Data excerpts:
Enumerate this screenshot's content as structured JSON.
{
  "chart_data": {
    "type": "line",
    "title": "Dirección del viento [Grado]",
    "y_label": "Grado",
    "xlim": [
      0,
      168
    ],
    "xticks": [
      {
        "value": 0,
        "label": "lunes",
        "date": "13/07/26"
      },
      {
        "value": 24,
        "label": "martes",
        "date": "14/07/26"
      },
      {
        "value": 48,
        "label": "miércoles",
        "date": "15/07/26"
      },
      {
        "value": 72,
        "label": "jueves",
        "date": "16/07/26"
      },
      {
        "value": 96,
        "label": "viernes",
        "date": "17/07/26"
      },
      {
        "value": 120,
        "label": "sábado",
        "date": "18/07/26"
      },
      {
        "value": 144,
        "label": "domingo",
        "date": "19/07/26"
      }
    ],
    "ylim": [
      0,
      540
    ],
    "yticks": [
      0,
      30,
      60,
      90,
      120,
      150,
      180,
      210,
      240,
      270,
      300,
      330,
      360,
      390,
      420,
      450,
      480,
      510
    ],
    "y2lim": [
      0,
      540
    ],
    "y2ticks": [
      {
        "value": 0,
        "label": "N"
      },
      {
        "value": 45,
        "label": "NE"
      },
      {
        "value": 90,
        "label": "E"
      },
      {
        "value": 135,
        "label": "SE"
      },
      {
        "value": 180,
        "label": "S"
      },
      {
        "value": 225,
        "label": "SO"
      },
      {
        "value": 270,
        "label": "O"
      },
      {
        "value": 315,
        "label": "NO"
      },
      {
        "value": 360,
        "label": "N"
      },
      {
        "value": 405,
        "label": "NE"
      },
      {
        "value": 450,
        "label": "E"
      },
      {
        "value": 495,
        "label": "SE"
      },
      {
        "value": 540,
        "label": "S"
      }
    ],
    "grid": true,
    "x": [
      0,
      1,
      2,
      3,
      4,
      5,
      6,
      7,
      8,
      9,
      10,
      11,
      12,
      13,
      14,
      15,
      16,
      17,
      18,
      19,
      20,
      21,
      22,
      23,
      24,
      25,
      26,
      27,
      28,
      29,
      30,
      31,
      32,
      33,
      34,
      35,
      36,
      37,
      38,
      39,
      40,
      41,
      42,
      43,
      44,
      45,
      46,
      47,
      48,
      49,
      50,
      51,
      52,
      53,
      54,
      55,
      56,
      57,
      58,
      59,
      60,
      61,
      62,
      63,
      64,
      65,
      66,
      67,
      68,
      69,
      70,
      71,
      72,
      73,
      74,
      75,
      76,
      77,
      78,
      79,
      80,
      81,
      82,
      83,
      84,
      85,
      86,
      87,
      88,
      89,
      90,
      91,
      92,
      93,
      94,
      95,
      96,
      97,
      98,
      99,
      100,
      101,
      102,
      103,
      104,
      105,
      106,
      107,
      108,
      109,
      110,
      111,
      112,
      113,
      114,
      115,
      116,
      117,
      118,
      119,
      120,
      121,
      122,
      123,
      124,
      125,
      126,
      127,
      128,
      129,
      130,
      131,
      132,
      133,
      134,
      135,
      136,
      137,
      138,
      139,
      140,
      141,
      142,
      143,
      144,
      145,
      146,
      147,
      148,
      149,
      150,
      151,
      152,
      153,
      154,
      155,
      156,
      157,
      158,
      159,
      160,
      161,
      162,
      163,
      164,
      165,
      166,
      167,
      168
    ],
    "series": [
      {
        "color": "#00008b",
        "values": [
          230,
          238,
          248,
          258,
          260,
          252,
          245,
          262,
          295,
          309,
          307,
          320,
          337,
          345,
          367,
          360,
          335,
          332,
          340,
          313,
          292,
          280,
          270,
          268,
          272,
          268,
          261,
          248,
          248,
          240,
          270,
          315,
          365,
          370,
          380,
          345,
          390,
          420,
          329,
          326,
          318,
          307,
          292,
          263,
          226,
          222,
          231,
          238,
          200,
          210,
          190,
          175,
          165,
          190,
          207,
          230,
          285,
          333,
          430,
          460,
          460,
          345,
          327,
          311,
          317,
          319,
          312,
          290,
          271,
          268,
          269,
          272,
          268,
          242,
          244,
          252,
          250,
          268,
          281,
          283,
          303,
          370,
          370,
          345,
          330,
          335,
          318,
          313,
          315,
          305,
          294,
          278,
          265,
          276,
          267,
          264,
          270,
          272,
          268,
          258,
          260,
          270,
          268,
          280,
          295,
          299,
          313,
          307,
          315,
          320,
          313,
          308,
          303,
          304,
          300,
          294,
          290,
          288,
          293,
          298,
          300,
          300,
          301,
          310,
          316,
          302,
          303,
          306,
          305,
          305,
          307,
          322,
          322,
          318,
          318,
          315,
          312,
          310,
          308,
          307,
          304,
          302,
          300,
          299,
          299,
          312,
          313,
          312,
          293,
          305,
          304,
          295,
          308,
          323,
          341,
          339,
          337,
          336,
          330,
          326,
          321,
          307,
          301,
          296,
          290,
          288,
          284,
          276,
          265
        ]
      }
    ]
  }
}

Written problem: Print the records above exactly as they appear.

Written solution:
Enumerate this screenshot's content as structured JSON.
{
  "chart_data": {
    "type": "line",
    "title": "Dirección del viento [Grado]",
    "y_label": "Grado",
    "xlim": [
      0,
      168
    ],
    "xticks": [
      {
        "value": 0,
        "label": "lunes",
        "date": "13/07/26"
      },
      {
        "value": 24,
        "label": "martes",
        "date": "14/07/26"
      },
      {
        "value": 48,
        "label": "miércoles",
        "date": "15/07/26"
      },
      {
        "value": 72,
        "label": "jueves",
        "date": "16/07/26"
      },
      {
        "value": 96,
        "label": "viernes",
        "date": "17/07/26"
      },
      {
        "value": 120,
        "label": "sábado",
        "date": "18/07/26"
      },
      {
        "value": 144,
        "label": "domingo",
        "date": "19/07/26"
      }
    ],
    "ylim": [
      0,
      540
    ],
    "yticks": [
      0,
      30,
      60,
      90,
      120,
      150,
      180,
      210,
      240,
      270,
      300,
      330,
      360,
      390,
      420,
      450,
      480,
      510
    ],
    "y2lim": [
      0,
      540
    ],
    "y2ticks": [
      {
        "value": 0,
        "label": "N"
      },
      {
        "value": 45,
        "label": "NE"
      },
      {
        "value": 90,
        "label": "E"
      },
      {
        "value": 135,
        "label": "SE"
      },
      {
        "value": 180,
        "label": "S"
      },
      {
        "value": 225,
        "label": "SO"
      },
      {
        "value": 270,
        "label": "O"
      },
      {
        "value": 315,
        "label": "NO"
      },
      {
        "value": 360,
        "label": "N"
      },
      {
        "value": 405,
        "label": "NE"
      },
      {
        "value": 450,
        "label": "E"
      },
      {
        "value": 495,
        "label": "SE"
      },
      {
        "value": 540,
        "label": "S"
      }
    ],
    "grid": true,
    "x": [
      0,
      1,
      2,
      3,
      4,
      5,
      6,
      7,
      8,
      9,
      10,
      11,
      12,
      13,
      14,
      15,
      16,
      17,
      18,
      19,
      20,
      21,
      22,
      23,
      24,
      25,
      26,
      27,
      28,
      29,
      30,
      31,
      32,
      33,
      34,
      35,
      36,
      37,
      38,
      39,
      40,
      41,
      42,
      43,
      44,
      45,
      46,
      47,
      48,
      49,
      50,
      51,
      52,
      53,
      54,
      55,
      56,
      57,
      58,
      59,
      60,
      61,
      62,
      63,
      64,
      65,
      66,
      67,
      68,
      69,
      70,
      71,
      72,
      73,
      74,
      75,
      76,
      77,
      78,
      79,
      80,
      81,
      82,
      83,
      84,
      85,
      86,
      87,
      88,
      89,
      90,
      91,
      92,
      93,
      94,
      95,
      96,
      97,
      98,
      99,
      100,
      101,
      102,
      103,
      104,
      105,
      106,
      107,
      108,
      109,
      110,
      111,
      112,
      113,
      114,
      115,
      116,
      117,
      118,
      119,
      120,
      121,
      122,
      123,
      124,
      125,
      126,
      127,
      128,
      129,
      130,
      131,
      132,
      133,
      134,
      135,
      136,
      137,
      138,
      139,
      140,
      141,
      142,
      143,
      144,
      145,
      146,
      147,
      148,
      149,
      150,
      151,
      152,
      153,
      154,
      155,
      156,
      157,
      158,
      159,
      160,
      161,
      162,
      163,
      164,
      165,
      166,
      167,
      168
    ],
    "series": [
      {
        "color": "#00008b",
        "values": [
          230,
          238,
          248,
          258,
          260,
          252,
          245,
          262,
          295,
          309,
          307,
          320,
          337,
          345,
          367,
          360,
          335,
          332,
          340,
          313,
          292,
          280,
          270,
          268,
          272,
          268,
          261,
          248,
          248,
          240,
          270,
          315,
          365,
          370,
          380,
          345,
          390,
          420,
          329,
          326,
          318,
          307,
          292,
          263,
          226,
          222,
          231,
          238,
          200,
          210,
          190,
          175,
          165,
          190,
          207,
          230,
          285,
          333,
          430,
          460,
          460,
          345,
          327,
          311,
          317,
          319,
          312,
          290,
          271,
          268,
          269,
          272,
          268,
          242,
          244,
          252,
          250,
          268,
          281,
          283,
          303,
          370,
          370,
          345,
          330,
          335,
          318,
          313,
          315,
          305,
          294,
          278,
          265,
          276,
          267,
          264,
          270,
          272,
          268,
          258,
          260,
          270,
          268,
          280,
          295,
          299,
          313,
          307,
          315,
          320,
          313,
          308,
          303,
          304,
          300,
          294,
          290,
          288,
          293,
          298,
          300,
          300,
          301,
          310,
          316,
          302,
          303,
          306,
          305,
          305,
          307,
          322,
          322,
          318,
          318,
          315,
          312,
          310,
          308,
          307,
          304,
          302,
          300,
          299,
          299,
          312,
          313,
          312,
          293,
          305,
          304,
          295,
          308,
          323,
          341,
          339,
          337,
          336,
          330,
          326,
          321,
          307,
          301,
          296,
          290,
          288,
          284,
          276,
          265
        ]
      }
    ]
  }
}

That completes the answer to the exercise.